TASK STATEMENT
Write out every record in full, exactly as written, please.

MATERIAL PROVIDED
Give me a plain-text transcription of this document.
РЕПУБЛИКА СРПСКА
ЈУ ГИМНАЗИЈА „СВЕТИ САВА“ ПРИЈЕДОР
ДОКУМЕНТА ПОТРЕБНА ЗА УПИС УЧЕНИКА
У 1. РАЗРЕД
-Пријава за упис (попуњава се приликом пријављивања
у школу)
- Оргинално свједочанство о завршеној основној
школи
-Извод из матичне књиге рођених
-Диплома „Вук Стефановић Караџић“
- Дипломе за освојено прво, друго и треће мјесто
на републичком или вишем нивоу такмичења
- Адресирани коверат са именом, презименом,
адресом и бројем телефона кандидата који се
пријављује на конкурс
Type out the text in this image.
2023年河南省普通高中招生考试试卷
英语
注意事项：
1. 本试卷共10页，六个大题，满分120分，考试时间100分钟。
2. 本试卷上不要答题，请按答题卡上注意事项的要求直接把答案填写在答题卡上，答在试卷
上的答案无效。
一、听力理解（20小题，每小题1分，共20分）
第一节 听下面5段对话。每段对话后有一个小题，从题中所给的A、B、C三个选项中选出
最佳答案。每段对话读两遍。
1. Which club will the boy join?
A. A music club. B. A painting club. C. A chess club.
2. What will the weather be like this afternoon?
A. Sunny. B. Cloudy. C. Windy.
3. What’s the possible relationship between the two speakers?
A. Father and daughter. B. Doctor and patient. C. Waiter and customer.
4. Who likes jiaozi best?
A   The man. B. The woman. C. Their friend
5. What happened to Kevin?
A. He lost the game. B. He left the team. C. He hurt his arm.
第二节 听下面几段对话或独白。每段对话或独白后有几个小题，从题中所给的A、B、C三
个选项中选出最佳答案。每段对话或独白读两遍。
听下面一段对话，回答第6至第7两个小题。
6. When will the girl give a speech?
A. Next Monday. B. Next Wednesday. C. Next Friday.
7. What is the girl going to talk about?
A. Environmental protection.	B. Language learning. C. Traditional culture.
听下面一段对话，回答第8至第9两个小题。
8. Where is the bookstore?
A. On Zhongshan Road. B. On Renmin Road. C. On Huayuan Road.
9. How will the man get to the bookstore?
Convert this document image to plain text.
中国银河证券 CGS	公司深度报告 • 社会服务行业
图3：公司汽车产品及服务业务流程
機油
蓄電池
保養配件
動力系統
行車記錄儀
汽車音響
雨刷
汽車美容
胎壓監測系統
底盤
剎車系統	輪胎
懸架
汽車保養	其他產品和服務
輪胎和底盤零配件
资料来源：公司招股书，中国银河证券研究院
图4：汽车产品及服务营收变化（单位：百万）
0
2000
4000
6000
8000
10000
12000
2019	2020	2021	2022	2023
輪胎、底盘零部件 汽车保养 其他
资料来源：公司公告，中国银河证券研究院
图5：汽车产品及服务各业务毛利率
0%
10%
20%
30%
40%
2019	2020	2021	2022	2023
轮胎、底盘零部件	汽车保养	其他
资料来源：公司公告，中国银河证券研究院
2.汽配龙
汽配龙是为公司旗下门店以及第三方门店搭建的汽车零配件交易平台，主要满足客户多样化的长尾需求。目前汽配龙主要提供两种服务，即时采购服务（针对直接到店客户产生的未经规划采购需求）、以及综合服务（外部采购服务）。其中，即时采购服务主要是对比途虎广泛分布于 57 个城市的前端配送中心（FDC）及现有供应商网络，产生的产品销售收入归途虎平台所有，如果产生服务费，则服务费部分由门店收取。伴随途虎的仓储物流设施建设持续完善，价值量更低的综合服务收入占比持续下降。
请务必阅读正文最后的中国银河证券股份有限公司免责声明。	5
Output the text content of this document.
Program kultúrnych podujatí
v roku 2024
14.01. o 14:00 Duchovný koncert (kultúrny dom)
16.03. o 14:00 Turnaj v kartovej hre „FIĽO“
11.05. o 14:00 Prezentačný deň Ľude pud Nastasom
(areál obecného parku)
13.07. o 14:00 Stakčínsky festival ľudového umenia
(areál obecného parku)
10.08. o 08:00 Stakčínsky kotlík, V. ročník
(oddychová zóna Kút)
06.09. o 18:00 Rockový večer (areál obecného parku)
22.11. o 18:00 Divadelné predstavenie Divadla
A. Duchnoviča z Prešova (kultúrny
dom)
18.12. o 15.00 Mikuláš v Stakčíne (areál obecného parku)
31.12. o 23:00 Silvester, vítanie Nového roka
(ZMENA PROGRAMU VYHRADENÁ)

FINISHED ANSWER
Give me a plain-text transcription of this document.
РЕПУБЛИКА СРПСКА
ЈУ ГИМНАЗИЈА „СВЕТИ САВА“ ПРИЈЕДОР
ДОКУМЕНТА ПОТРЕБНА ЗА УПИС УЧЕНИКА
У 1. РАЗРЕД
-Пријава за упис (попуњава се приликом пријављивања
у школу)
- Оргинално свједочанство о завршеној основној
школи
-Извод из матичне књиге рођених
-Диплома „Вук Стефановић Караџић“
- Дипломе за освојено прво, друго и треће мјесто
на републичком или вишем нивоу такмичења
- Адресирани коверат са именом, презименом,
адресом и бројем телефона кандидата који се
пријављује на конкурс
Type out the text in this image.
2023年河南省普通高中招生考试试卷
英语
注意事项：
1. 本试卷共10页，六个大题，满分120分，考试时间100分钟。
2. 本试卷上不要答题，请按答题卡上注意事项的要求直接把答案填写在答题卡上，答在试卷
上的答案无效。
一、听力理解（20小题，每小题1分，共20分）
第一节 听下面5段对话。每段对话后有一个小题，从题中所给的A、B、C三个选项中选出
最佳答案。每段对话读两遍。
1. Which club will the boy join?
A. A music club. B. A painting club. C. A chess club.
2. What will the weather be like this afternoon?
A. Sunny. B. Cloudy. C. Windy.
3. What’s the possible relationship between the two speakers?
A. Father and daughter. B. Doctor and patient. C. Waiter and customer.
4. Who likes jiaozi best?
A   The man. B. The woman. C. Their friend
5. What happened to Kevin?
A. He lost the game. B. He left the team. C. He hurt his arm.
第二节 听下面几段对话或独白。每段对话或独白后有几个小题，从题中所给的A、B、C三
个选项中选出最佳答案。每段对话或独白读两遍。
听下面一段对话，回答第6至第7两个小题。
6. When will the girl give a speech?
A. Next Monday. B. Next Wednesday. C. Next Friday.
7. What is the girl going to talk about?
A. Environmental protection.	B. Language learning. C. Traditional culture.
听下面一段对话，回答第8至第9两个小题。
8. Where is the bookstore?
A. On Zhongshan Road. B. On Renmin Road. C. On Huayuan Road.
9. How will the man get to the bookstore?
Convert this document image to plain text.
中国银河证券 CGS	公司深度报告 • 社会服务行业
图3：公司汽车产品及服务业务流程
機油
蓄電池
保養配件
動力系統
行車記錄儀
汽車音響
雨刷
汽車美容
胎壓監測系統
底盤
剎車系統	輪胎
懸架
汽車保養	其他產品和服務
輪胎和底盤零配件
资料来源：公司招股书，中国银河证券研究院
图4：汽车产品及服务营收变化（单位：百万）
0
2000
4000
6000
8000
10000
12000
2019	2020	2021	2022	2023
輪胎、底盘零部件 汽车保养 其他
资料来源：公司公告，中国银河证券研究院
图5：汽车产品及服务各业务毛利率
0%
10%
20%
30%
40%
2019	2020	2021	2022	2023
轮胎、底盘零部件	汽车保养	其他
资料来源：公司公告，中国银河证券研究院
2.汽配龙
汽配龙是为公司旗下门店以及第三方门店搭建的汽车零配件交易平台，主要满足客户多样化的长尾需求。目前汽配龙主要提供两种服务，即时采购服务（针对直接到店客户产生的未经规划采购需求）、以及综合服务（外部采购服务）。其中，即时采购服务主要是对比途虎广泛分布于 57 个城市的前端配送中心（FDC）及现有供应商网络，产生的产品销售收入归途虎平台所有，如果产生服务费，则服务费部分由门店收取。伴随途虎的仓储物流设施建设持续完善，价值量更低的综合服务收入占比持续下降。
请务必阅读正文最后的中国银河证券股份有限公司免责声明。	5
Output the text content of this document.
Program kultúrnych podujatí
v roku 2024
14.01. o 14:00 Duchovný koncert (kultúrny dom)
16.03. o 14:00 Turnaj v kartovej hre „FIĽO“
11.05. o 14:00 Prezentačný deň Ľude pud Nastasom
(areál obecného parku)
13.07. o 14:00 Stakčínsky festival ľudového umenia
(areál obecného parku)
10.08. o 08:00 Stakčínsky kotlík, V. ročník
(oddychová zóna Kút)
06.09. o 18:00 Rockový večer (areál obecného parku)
22.11. o 18:00 Divadelné predstavenie Divadla
A. Duchnoviča z Prešova (kultúrny
dom)
18.12. o 15.00 Mikuláš v Stakčíne (areál obecného parku)
31.12. o 23:00 Silvester, vítanie Nového roka
(ZMENA PROGRAMU VYHRADENÁ)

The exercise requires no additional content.